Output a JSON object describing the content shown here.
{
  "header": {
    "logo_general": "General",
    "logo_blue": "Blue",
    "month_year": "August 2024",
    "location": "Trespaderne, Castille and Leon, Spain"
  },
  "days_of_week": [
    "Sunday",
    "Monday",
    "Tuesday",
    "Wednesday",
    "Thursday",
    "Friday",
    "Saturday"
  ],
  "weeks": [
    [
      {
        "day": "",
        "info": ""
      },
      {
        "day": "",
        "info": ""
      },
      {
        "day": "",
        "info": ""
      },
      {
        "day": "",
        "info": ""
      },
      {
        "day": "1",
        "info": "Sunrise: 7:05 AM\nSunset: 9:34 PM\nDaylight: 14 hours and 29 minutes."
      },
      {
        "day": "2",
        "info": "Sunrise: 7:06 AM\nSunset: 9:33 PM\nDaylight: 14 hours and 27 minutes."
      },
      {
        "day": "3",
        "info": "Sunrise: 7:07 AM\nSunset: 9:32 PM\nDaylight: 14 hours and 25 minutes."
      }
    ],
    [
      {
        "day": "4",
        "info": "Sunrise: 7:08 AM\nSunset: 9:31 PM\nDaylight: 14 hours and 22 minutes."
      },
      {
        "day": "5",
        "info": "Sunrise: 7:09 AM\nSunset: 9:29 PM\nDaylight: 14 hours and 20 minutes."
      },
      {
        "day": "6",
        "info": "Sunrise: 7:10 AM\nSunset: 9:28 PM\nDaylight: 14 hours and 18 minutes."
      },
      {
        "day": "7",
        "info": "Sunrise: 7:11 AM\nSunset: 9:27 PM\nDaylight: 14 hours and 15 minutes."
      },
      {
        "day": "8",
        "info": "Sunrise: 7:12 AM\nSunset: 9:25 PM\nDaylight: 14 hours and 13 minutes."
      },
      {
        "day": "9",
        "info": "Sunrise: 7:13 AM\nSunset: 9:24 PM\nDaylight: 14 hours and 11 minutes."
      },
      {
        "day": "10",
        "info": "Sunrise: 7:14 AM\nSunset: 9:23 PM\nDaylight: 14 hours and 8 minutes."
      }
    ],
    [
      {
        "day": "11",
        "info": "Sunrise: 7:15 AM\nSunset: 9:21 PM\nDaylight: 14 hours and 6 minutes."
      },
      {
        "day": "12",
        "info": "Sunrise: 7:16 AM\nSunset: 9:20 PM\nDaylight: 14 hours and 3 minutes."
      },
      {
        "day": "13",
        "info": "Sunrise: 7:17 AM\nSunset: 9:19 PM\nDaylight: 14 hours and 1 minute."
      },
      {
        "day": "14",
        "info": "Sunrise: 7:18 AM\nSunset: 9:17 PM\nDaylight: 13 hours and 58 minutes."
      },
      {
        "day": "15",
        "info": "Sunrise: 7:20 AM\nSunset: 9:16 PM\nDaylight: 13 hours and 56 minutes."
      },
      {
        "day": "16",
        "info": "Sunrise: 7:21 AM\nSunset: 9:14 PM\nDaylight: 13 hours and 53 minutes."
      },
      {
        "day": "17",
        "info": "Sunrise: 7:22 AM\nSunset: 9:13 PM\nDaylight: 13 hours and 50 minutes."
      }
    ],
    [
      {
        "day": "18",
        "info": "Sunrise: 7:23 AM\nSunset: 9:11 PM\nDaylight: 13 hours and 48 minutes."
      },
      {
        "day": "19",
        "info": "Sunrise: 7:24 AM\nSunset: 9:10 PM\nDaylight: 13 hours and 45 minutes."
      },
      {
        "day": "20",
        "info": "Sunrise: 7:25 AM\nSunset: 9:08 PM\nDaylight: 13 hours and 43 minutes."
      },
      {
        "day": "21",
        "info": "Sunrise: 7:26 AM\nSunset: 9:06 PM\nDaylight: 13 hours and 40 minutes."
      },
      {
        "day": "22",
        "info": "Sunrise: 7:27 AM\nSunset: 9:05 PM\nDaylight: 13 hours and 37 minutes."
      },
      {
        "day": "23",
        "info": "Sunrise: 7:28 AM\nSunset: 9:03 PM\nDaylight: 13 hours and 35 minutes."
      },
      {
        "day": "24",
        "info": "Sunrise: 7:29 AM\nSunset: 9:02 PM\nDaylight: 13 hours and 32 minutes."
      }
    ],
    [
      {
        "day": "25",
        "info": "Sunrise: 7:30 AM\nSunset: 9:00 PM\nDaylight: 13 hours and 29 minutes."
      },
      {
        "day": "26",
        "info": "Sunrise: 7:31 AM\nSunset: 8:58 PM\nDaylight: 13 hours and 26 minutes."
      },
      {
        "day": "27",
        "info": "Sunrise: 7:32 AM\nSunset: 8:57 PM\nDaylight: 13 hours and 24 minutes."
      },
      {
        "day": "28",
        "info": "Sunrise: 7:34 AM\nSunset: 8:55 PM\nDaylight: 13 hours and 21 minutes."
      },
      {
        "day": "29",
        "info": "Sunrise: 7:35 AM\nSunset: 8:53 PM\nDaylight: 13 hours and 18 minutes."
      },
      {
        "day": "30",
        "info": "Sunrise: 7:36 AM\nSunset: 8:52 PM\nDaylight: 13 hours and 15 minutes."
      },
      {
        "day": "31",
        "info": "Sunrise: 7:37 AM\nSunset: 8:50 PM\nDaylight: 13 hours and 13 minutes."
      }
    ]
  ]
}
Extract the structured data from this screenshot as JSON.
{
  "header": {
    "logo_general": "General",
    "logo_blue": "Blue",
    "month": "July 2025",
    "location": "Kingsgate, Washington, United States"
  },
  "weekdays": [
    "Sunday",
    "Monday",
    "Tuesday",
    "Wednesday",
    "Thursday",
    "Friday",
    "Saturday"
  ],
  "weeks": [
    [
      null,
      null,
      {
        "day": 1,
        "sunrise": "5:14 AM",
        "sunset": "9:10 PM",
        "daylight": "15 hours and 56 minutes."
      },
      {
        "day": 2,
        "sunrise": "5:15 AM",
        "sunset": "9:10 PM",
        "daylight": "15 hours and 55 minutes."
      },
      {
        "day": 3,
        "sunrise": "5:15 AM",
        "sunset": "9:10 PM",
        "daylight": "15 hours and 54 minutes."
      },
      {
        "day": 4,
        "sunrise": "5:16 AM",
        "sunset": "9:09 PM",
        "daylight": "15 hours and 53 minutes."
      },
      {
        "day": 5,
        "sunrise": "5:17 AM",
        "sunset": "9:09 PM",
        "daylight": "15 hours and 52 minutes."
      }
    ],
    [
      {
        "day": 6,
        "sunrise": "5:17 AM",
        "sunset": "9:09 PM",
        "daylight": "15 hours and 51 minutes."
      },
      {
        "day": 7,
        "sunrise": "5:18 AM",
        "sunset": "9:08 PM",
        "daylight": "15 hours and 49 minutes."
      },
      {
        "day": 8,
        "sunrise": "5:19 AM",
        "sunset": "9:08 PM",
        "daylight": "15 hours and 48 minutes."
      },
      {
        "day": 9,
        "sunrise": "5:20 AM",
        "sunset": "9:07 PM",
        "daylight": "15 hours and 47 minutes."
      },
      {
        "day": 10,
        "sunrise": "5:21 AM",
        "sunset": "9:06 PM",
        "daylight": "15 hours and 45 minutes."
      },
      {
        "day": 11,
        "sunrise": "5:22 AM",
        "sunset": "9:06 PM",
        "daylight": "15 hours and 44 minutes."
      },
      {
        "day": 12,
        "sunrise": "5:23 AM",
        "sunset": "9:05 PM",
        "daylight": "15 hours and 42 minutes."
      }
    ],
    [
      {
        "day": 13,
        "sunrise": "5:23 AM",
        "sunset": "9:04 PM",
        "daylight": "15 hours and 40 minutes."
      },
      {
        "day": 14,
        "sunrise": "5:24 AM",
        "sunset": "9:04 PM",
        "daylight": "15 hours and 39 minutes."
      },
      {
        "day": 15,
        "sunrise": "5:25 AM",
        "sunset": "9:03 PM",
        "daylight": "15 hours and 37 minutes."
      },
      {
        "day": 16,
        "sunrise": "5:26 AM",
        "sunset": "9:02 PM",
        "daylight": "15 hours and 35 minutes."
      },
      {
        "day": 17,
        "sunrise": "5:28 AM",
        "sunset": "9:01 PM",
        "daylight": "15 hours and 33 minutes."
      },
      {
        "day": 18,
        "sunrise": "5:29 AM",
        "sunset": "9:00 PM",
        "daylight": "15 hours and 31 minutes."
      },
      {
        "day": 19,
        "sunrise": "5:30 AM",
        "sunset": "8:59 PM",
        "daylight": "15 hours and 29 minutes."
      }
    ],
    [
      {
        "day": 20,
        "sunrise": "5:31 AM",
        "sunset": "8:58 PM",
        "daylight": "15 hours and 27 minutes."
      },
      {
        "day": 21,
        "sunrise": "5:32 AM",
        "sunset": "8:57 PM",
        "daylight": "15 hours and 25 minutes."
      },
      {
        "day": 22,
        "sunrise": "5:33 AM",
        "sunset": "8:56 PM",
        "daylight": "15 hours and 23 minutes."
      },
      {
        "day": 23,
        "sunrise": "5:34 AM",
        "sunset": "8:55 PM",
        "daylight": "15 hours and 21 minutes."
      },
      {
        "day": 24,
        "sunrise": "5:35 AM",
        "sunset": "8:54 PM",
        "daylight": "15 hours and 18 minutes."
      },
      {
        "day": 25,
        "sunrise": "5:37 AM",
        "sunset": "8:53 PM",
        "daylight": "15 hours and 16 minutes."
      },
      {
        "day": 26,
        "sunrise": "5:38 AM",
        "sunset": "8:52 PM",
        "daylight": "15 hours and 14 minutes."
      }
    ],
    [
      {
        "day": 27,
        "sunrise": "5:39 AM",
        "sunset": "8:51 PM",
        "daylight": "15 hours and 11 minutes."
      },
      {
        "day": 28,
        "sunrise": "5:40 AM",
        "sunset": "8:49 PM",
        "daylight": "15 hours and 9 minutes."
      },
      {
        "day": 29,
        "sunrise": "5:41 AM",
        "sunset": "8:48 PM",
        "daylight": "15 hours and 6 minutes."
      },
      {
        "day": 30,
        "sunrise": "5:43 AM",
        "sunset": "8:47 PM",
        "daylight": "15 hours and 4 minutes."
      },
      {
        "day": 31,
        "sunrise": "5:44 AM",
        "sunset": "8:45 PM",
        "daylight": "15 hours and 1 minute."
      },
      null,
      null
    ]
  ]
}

§ Required task
Look for "JSON" and pull out every line that has it.

§ Reply
Output a JSON object describing the content shown here.
Extract the structured data from this screenshot as JSON.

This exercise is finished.